- Data for this exercise:
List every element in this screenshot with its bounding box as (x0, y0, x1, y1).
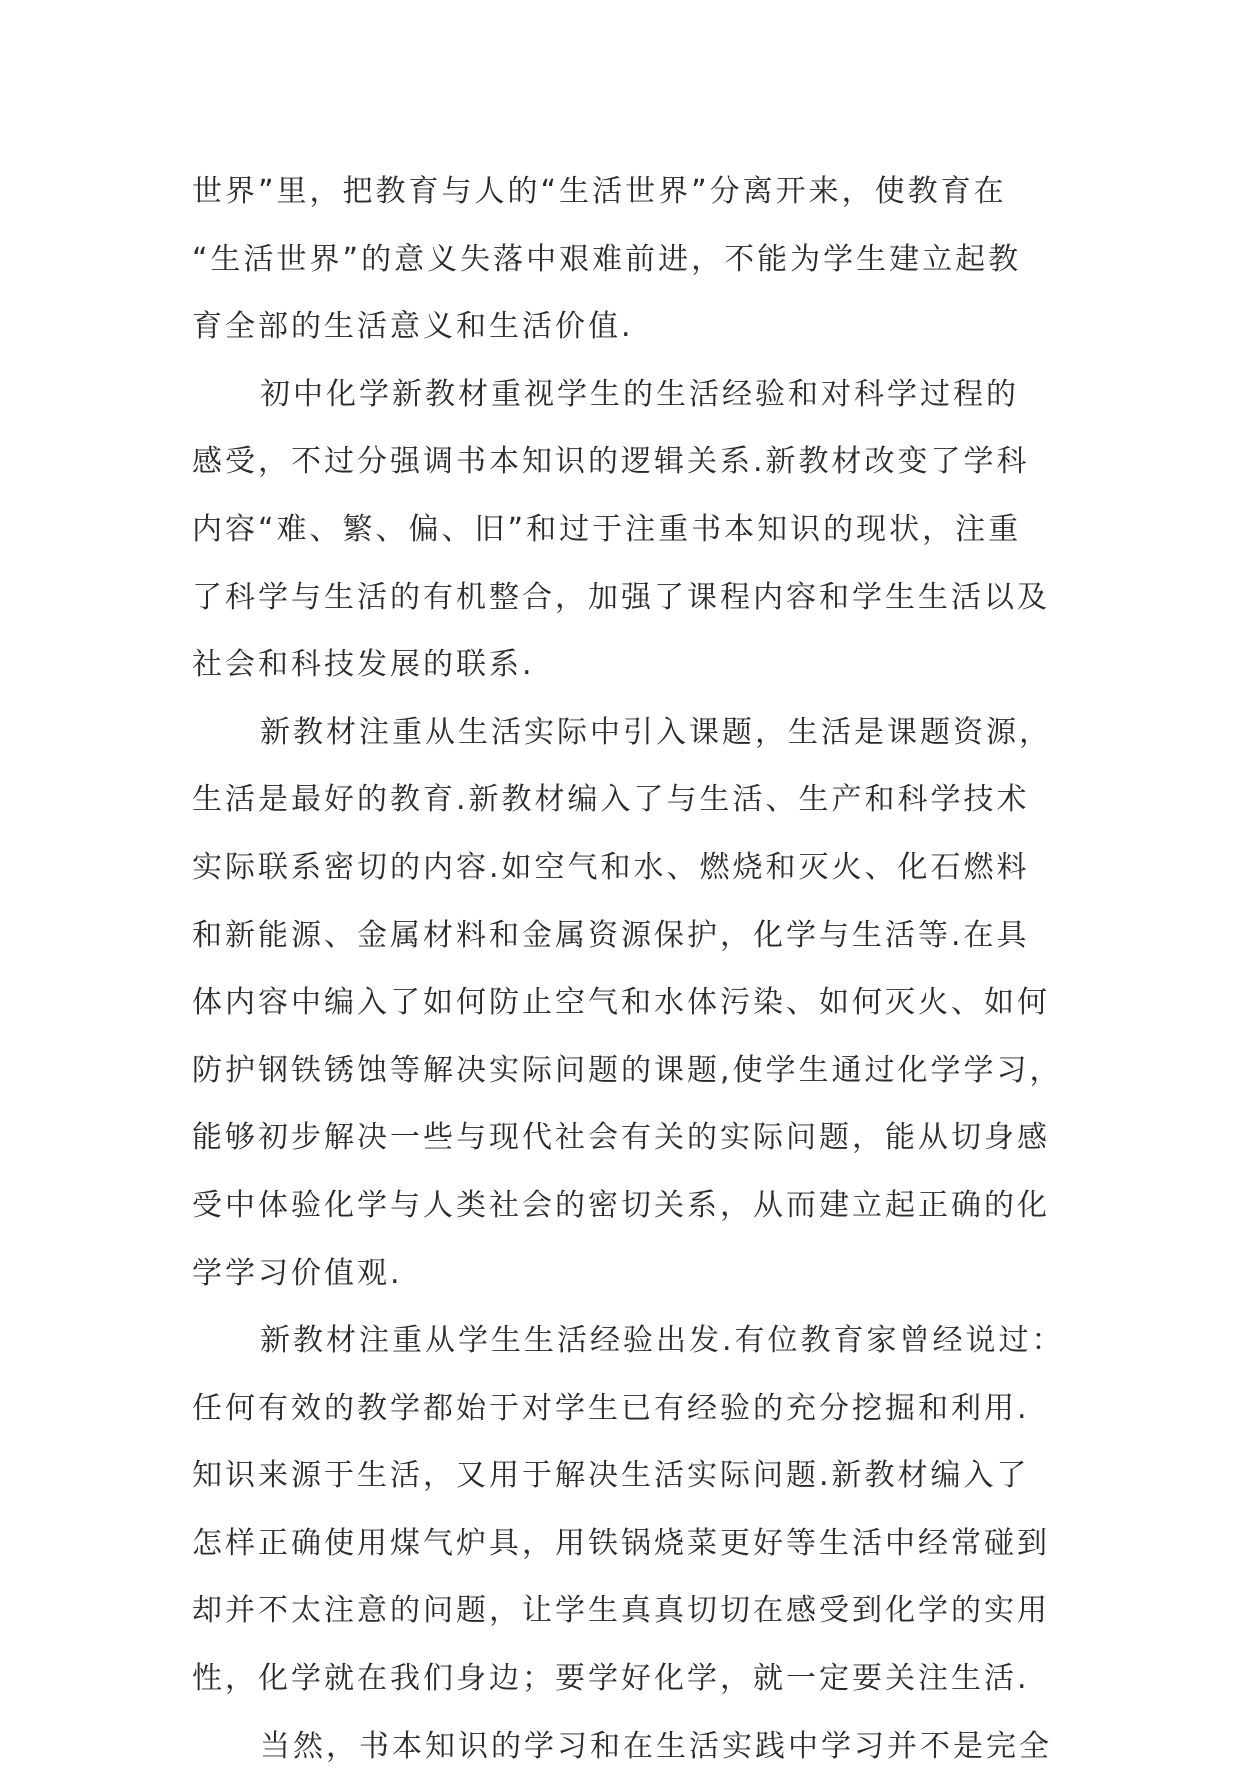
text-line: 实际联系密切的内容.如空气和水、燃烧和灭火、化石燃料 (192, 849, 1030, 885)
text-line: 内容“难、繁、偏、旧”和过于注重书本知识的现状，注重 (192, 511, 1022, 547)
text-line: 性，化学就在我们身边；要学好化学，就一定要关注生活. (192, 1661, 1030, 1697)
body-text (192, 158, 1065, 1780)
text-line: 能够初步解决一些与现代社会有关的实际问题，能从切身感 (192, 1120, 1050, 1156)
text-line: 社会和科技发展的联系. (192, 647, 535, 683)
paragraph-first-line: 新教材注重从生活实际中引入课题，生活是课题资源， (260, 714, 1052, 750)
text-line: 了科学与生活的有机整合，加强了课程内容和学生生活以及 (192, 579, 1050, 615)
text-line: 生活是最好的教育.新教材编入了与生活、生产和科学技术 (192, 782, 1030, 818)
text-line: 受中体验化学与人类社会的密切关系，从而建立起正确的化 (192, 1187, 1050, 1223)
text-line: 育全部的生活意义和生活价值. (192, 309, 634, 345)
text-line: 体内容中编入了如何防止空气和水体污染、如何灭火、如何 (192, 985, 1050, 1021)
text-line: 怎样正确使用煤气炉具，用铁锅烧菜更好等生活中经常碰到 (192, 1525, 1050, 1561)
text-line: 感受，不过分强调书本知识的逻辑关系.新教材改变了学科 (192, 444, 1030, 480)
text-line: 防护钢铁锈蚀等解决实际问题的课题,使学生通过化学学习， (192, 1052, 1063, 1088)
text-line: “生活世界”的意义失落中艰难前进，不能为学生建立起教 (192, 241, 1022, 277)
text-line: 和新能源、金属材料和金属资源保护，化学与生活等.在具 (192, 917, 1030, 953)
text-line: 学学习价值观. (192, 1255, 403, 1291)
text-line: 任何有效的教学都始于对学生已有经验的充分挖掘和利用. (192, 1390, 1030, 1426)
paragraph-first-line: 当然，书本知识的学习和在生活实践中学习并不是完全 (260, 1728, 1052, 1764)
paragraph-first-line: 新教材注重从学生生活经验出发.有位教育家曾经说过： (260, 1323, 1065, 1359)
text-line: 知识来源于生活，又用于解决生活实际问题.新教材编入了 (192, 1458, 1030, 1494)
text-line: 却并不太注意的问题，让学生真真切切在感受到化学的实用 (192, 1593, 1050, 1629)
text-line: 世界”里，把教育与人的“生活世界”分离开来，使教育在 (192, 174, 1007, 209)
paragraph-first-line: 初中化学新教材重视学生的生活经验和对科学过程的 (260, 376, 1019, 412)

- Your task: Write out the material again word for word, from the line that contains "text-line: 实际联系密切的内容.如空气和水、燃烧和灭火、化石燃料 (192, 849, 1030, 885)" down to the end, keeping both of those ends.

- Solution to the exercise:
text-line: 实际联系密切的内容.如空气和水、燃烧和灭火、化石燃料 (192, 849, 1030, 885)
text-line: 内容“难、繁、偏、旧”和过于注重书本知识的现状，注重 (192, 511, 1022, 547)
text-line: 性，化学就在我们身边；要学好化学，就一定要关注生活. (192, 1661, 1030, 1697)
body-text (192, 158, 1065, 1780)
text-line: 能够初步解决一些与现代社会有关的实际问题，能从切身感 (192, 1120, 1050, 1156)
text-line: 社会和科技发展的联系. (192, 647, 535, 683)
paragraph-first-line: 新教材注重从生活实际中引入课题，生活是课题资源， (260, 714, 1052, 750)
text-line: 了科学与生活的有机整合，加强了课程内容和学生生活以及 (192, 579, 1050, 615)
text-line: 生活是最好的教育.新教材编入了与生活、生产和科学技术 (192, 782, 1030, 818)
text-line: 受中体验化学与人类社会的密切关系，从而建立起正确的化 (192, 1187, 1050, 1223)
text-line: 育全部的生活意义和生活价值. (192, 309, 634, 345)
text-line: 体内容中编入了如何防止空气和水体污染、如何灭火、如何 (192, 985, 1050, 1021)
text-line: 怎样正确使用煤气炉具，用铁锅烧菜更好等生活中经常碰到 (192, 1525, 1050, 1561)
text-line: 感受，不过分强调书本知识的逻辑关系.新教材改变了学科 (192, 444, 1030, 480)
text-line: 防护钢铁锈蚀等解决实际问题的课题,使学生通过化学学习， (192, 1052, 1063, 1088)
text-line: “生活世界”的意义失落中艰难前进，不能为学生建立起教 (192, 241, 1022, 277)
text-line: 和新能源、金属材料和金属资源保护，化学与生活等.在具 (192, 917, 1030, 953)
text-line: 学学习价值观. (192, 1255, 403, 1291)
text-line: 任何有效的教学都始于对学生已有经验的充分挖掘和利用. (192, 1390, 1030, 1426)
paragraph-first-line: 当然，书本知识的学习和在生活实践中学习并不是完全 (260, 1728, 1052, 1764)
paragraph-first-line: 新教材注重从学生生活经验出发.有位教育家曾经说过： (260, 1323, 1065, 1359)
text-line: 知识来源于生活，又用于解决生活实际问题.新教材编入了 (192, 1458, 1030, 1494)
text-line: 却并不太注意的问题，让学生真真切切在感受到化学的实用 (192, 1593, 1050, 1629)
text-line: 世界”里，把教育与人的“生活世界”分离开来，使教育在 (192, 174, 1007, 209)
paragraph-first-line: 初中化学新教材重视学生的生活经验和对科学过程的 (260, 376, 1019, 412)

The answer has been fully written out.